EXERCISE: Copy all entries without alteration and skip the pictures they hold.

::: RECORDS FOR THIS EXERCISE :::

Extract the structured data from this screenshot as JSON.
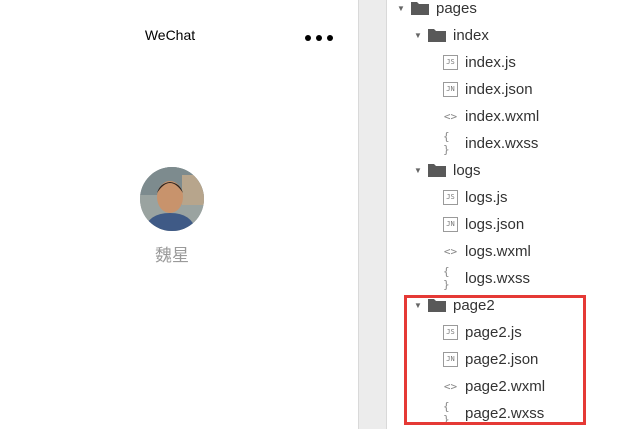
{
  "simulator": {
    "title": "WeChat",
    "menu_icon": "more-dots-icon",
    "nickname": "魏星"
  },
  "tree": {
    "pages": {
      "label": "pages"
    },
    "folders": [
      {
        "label": "index",
        "files": [
          "index.js",
          "index.json",
          "index.wxml",
          "index.wxss"
        ]
      },
      {
        "label": "logs",
        "files": [
          "logs.js",
          "logs.json",
          "logs.wxml",
          "logs.wxss"
        ]
      },
      {
        "label": "page2",
        "files": [
          "page2.js",
          "page2.json",
          "page2.wxml",
          "page2.wxss"
        ]
      }
    ],
    "file_icons": {
      "js": "JS",
      "json": "JN",
      "wxml": "<>",
      "wxss": "{ }"
    }
  },
  "colors": {
    "highlight": "#e53935"
  }
}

:::

SOLVED PROBLEM:
Extract the structured data from this screenshot as JSON.
{
  "simulator": {
    "title": "WeChat",
    "menu_icon": "more-dots-icon",
    "nickname": "魏星"
  },
  "tree": {
    "pages": {
      "label": "pages"
    },
    "folders": [
      {
        "label": "index",
        "files": [
          "index.js",
          "index.json",
          "index.wxml",
          "index.wxss"
        ]
      },
      {
        "label": "logs",
        "files": [
          "logs.js",
          "logs.json",
          "logs.wxml",
          "logs.wxss"
        ]
      },
      {
        "label": "page2",
        "files": [
          "page2.js",
          "page2.json",
          "page2.wxml",
          "page2.wxss"
        ]
      }
    ],
    "file_icons": {
      "js": "JS",
      "json": "JN",
      "wxml": "<>",
      "wxss": "{ }"
    }
  },
  "colors": {
    "highlight": "#e53935"
  }
}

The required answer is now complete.